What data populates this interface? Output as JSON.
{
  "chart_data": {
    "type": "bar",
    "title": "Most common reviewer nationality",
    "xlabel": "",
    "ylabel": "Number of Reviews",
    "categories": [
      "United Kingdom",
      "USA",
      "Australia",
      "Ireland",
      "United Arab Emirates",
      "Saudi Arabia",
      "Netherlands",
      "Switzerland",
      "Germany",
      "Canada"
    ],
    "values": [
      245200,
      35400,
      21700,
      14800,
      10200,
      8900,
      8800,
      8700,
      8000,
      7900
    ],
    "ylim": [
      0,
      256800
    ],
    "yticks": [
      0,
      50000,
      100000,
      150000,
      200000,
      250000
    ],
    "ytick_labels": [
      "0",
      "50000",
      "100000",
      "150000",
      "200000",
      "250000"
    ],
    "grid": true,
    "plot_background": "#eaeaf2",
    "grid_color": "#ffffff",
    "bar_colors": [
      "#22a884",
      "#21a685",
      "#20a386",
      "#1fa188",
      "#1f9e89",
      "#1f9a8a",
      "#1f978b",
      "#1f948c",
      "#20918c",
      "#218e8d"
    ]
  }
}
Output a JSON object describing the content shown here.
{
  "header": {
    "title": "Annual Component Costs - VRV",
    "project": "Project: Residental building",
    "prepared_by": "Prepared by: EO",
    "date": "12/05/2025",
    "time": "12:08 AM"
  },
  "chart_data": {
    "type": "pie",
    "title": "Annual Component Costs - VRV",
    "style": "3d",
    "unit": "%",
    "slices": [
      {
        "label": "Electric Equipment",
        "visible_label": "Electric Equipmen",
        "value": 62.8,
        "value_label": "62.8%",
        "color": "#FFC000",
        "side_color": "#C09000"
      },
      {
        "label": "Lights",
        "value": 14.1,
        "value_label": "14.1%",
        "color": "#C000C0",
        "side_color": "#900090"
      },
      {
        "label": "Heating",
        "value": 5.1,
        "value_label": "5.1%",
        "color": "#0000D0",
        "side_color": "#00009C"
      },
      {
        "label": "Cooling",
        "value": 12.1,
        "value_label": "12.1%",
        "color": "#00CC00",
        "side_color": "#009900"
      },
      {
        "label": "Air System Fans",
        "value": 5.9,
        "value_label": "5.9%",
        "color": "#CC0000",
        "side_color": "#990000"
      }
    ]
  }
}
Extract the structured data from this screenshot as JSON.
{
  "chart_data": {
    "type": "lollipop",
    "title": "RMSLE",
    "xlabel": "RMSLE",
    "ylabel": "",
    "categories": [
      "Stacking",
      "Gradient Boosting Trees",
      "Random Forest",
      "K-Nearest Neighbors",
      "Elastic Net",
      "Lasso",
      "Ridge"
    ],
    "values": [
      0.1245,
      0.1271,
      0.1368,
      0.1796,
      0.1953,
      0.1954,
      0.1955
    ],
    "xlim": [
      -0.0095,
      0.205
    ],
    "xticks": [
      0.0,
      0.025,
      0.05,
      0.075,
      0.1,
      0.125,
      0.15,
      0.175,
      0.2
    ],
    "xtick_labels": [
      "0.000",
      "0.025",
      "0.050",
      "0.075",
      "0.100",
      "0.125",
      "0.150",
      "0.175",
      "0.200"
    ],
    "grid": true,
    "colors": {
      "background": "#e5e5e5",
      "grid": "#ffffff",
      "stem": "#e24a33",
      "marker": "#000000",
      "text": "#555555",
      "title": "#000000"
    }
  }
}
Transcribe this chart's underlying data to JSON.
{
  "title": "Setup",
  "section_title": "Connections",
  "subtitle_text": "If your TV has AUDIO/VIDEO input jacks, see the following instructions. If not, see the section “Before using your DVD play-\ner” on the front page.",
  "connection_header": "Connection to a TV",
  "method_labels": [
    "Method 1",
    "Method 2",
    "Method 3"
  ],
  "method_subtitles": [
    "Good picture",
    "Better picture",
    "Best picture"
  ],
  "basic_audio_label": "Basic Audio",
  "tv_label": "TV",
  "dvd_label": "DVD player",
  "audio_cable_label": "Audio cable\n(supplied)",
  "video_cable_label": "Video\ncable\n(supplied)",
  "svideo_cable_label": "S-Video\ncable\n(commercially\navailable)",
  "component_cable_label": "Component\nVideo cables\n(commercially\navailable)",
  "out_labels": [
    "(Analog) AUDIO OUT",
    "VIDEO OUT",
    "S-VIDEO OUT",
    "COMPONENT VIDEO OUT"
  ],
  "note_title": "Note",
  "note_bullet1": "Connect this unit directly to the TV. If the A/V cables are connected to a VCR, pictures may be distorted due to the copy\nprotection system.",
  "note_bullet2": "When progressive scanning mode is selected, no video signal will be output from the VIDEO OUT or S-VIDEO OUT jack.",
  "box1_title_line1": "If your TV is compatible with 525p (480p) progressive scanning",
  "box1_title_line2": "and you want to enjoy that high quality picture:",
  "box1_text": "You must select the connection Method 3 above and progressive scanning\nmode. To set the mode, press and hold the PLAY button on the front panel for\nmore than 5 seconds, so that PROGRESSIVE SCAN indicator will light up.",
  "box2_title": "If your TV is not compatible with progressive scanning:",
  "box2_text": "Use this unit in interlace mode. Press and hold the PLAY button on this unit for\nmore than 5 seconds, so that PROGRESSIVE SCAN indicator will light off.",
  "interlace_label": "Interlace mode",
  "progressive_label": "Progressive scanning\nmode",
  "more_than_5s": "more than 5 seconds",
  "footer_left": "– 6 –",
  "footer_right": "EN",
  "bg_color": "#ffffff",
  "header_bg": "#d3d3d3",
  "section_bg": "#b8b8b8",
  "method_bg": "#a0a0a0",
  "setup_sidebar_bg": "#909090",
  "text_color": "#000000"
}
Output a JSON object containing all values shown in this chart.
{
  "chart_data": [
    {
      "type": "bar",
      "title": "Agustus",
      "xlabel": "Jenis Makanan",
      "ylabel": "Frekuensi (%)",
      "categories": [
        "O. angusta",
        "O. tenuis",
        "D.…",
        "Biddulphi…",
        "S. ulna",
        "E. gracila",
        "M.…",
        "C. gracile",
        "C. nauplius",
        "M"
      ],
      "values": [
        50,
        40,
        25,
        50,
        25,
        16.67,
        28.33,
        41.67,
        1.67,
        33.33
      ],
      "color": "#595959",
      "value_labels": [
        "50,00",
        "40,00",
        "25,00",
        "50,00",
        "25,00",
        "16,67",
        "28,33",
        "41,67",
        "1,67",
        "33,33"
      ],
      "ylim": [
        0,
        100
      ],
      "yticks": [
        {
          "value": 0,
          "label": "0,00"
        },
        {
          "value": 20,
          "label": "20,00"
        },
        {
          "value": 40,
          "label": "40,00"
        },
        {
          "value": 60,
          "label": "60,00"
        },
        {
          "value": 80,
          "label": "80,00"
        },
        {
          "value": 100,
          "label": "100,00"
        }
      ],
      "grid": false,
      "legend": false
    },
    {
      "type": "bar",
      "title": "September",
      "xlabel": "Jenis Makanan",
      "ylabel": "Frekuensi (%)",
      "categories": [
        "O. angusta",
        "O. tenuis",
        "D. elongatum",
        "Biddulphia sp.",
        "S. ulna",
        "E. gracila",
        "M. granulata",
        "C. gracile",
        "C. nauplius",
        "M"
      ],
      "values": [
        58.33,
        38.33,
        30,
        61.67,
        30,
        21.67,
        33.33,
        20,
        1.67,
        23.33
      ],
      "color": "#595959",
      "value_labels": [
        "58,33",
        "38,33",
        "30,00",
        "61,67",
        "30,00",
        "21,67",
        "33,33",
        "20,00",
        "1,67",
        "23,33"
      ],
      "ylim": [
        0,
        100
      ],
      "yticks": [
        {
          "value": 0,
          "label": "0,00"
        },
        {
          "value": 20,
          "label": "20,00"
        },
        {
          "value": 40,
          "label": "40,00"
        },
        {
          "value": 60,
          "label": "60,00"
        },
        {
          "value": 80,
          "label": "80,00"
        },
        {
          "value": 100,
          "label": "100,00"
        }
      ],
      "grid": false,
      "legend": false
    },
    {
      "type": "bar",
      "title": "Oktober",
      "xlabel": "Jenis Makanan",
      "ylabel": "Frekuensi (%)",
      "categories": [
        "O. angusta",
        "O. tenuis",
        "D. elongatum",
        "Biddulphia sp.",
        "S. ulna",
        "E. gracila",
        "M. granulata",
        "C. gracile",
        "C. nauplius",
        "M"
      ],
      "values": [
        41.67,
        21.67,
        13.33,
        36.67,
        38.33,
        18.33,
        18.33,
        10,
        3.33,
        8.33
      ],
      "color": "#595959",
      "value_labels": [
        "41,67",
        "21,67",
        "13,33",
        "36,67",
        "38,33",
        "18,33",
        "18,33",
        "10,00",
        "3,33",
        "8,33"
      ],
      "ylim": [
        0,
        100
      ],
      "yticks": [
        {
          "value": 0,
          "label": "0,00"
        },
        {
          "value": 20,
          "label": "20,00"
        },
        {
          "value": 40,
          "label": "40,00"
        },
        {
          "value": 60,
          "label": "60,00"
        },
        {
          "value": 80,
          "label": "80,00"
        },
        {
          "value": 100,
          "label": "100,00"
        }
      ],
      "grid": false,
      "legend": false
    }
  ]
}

+ + + +

→ WHAT IS BEING ASKED:
Show the lines where the word "nmore" appears in the entries.

→ COMPLETE RESPONSE:
  "box1_text": "You must select the connection Method 3 above and progressive scanning\nmode. To set the mode, press and hold the PLAY button on the front panel for\nmore than 5 seconds, so that PROGRESSIVE SCAN indicator will light up.",
  "box2_text": "Use this unit in interlace mode. Press and hold the PLAY button on this unit for\nmore than 5 seconds, so that PROGRESSIVE SCAN indicator will light off.",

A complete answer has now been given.